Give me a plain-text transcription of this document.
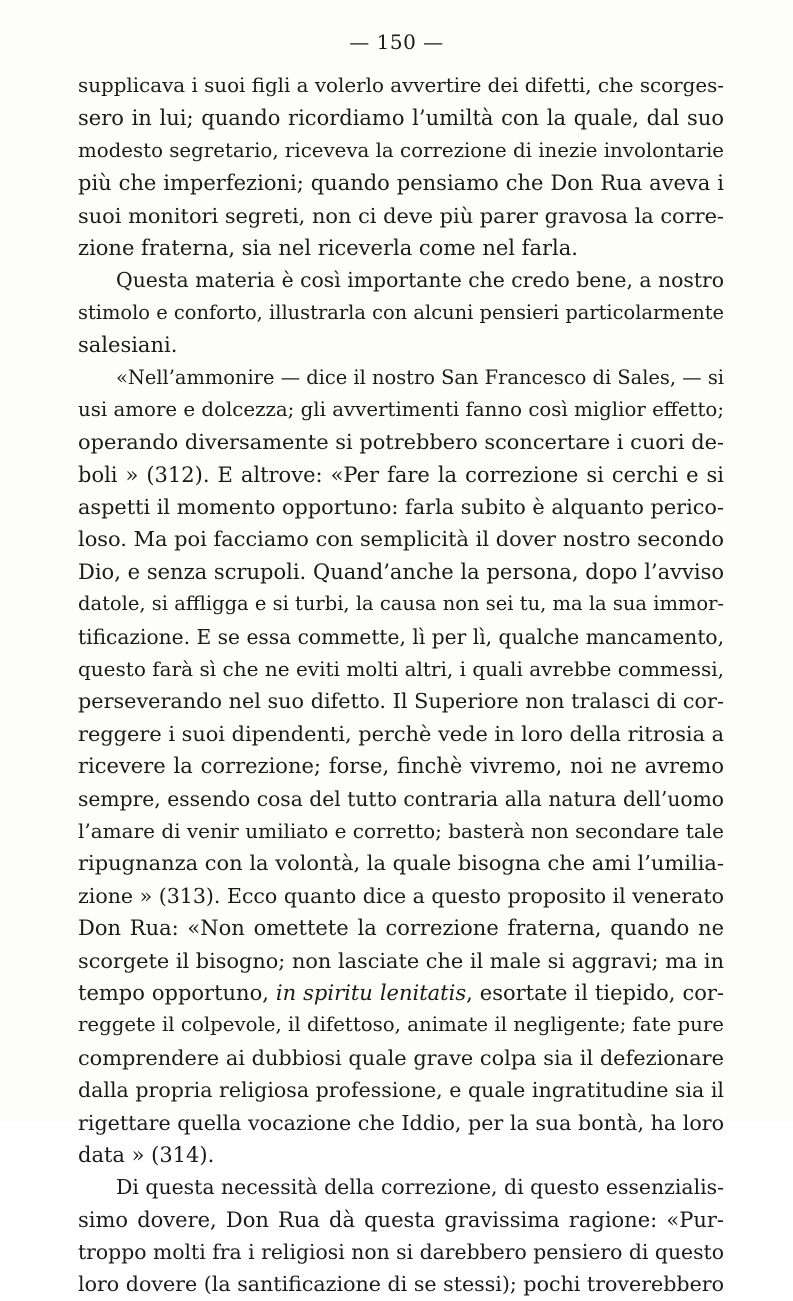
— 150 —
supplicava i suoi figli a volerlo avvertire dei difetti, che scorges-
sero in lui; quando ricordiamo l’umiltà con la quale, dal suo
modesto segretario, riceveva la correzione di inezie involontarie
più che imperfezioni; quando pensiamo che Don Rua aveva i
suoi monitori segreti, non ci deve più parer gravosa la corre-
zione fraterna, sia nel riceverla come nel farla.
Questa materia è così importante che credo bene, a nostro
stimolo e conforto, illustrarla con alcuni pensieri particolarmente
salesiani.
«Nell’ammonire — dice il nostro San Francesco di Sales, — si
usi amore e dolcezza; gli avvertimenti fanno così miglior effetto;
operando diversamente si potrebbero sconcertare i cuori de-
boli » (312). E altrove: «Per fare la correzione si cerchi e si
aspetti il momento opportuno: farla subito è alquanto perico-
loso. Ma poi facciamo con semplicità il dover nostro secondo
Dio, e senza scrupoli. Quand’anche la persona, dopo l’avviso
datole, si affligga e si turbi, la causa non sei tu, ma la sua immor-
tificazione. E se essa commette, lì per lì, qualche mancamento,
questo farà sì che ne eviti molti altri, i quali avrebbe commessi,
perseverando nel suo difetto. Il Superiore non tralasci di cor-
reggere i suoi dipendenti, perchè vede in loro della ritrosia a
ricevere la correzione; forse, finchè vivremo, noi ne avremo
sempre, essendo cosa del tutto contraria alla natura dell’uomo
l’amare di venir umiliato e corretto; basterà non secondare tale
ripugnanza con la volontà, la quale bisogna che ami l’umilia-
zione » (313). Ecco quanto dice a questo proposito il venerato
Don Rua: «Non omettete la correzione fraterna, quando ne
scorgete il bisogno; non lasciate che il male si aggravi; ma in
tempo opportuno, in spiritu lenitatis, esortate il tiepido, cor-
reggete il colpevole, il difettoso, animate il negligente; fate pure
comprendere ai dubbiosi quale grave colpa sia il defezionare
dalla propria religiosa professione, e quale ingratitudine sia il
rigettare quella vocazione che Iddio, per la sua bontà, ha loro
data » (314).
Di questa necessità della correzione, di questo essenzialis-
simo dovere, Don Rua dà questa gravissima ragione: «Pur-
troppo molti fra i religiosi non si darebbero pensiero di questo
loro dovere (la santificazione di se stessi); pochi troverebbero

◆ Instruction ◆
The records above must be echoed exactly, minus their pictures.

◆ Task response ◆
Give me a plain-text transcription of this document.
— 150 —
supplicava i suoi figli a volerlo avvertire dei difetti, che scorges-
sero in lui; quando ricordiamo l’umiltà con la quale, dal suo
modesto segretario, riceveva la correzione di inezie involontarie
più che imperfezioni; quando pensiamo che Don Rua aveva i
suoi monitori segreti, non ci deve più parer gravosa la corre-
zione fraterna, sia nel riceverla come nel farla.
Questa materia è così importante che credo bene, a nostro
stimolo e conforto, illustrarla con alcuni pensieri particolarmente
salesiani.
«Nell’ammonire — dice il nostro San Francesco di Sales, — si
usi amore e dolcezza; gli avvertimenti fanno così miglior effetto;
operando diversamente si potrebbero sconcertare i cuori de-
boli » (312). E altrove: «Per fare la correzione si cerchi e si
aspetti il momento opportuno: farla subito è alquanto perico-
loso. Ma poi facciamo con semplicità il dover nostro secondo
Dio, e senza scrupoli. Quand’anche la persona, dopo l’avviso
datole, si affligga e si turbi, la causa non sei tu, ma la sua immor-
tificazione. E se essa commette, lì per lì, qualche mancamento,
questo farà sì che ne eviti molti altri, i quali avrebbe commessi,
perseverando nel suo difetto. Il Superiore non tralasci di cor-
reggere i suoi dipendenti, perchè vede in loro della ritrosia a
ricevere la correzione; forse, finchè vivremo, noi ne avremo
sempre, essendo cosa del tutto contraria alla natura dell’uomo
l’amare di venir umiliato e corretto; basterà non secondare tale
ripugnanza con la volontà, la quale bisogna che ami l’umilia-
zione » (313). Ecco quanto dice a questo proposito il venerato
Don Rua: «Non omettete la correzione fraterna, quando ne
scorgete il bisogno; non lasciate che il male si aggravi; ma in
tempo opportuno, in spiritu lenitatis, esortate il tiepido, cor-
reggete il colpevole, il difettoso, animate il negligente; fate pure
comprendere ai dubbiosi quale grave colpa sia il defezionare
dalla propria religiosa professione, e quale ingratitudine sia il
rigettare quella vocazione che Iddio, per la sua bontà, ha loro
data » (314).
Di questa necessità della correzione, di questo essenzialis-
simo dovere, Don Rua dà questa gravissima ragione: «Pur-
troppo molti fra i religiosi non si darebbero pensiero di questo
loro dovere (la santificazione di se stessi); pochi troverebbero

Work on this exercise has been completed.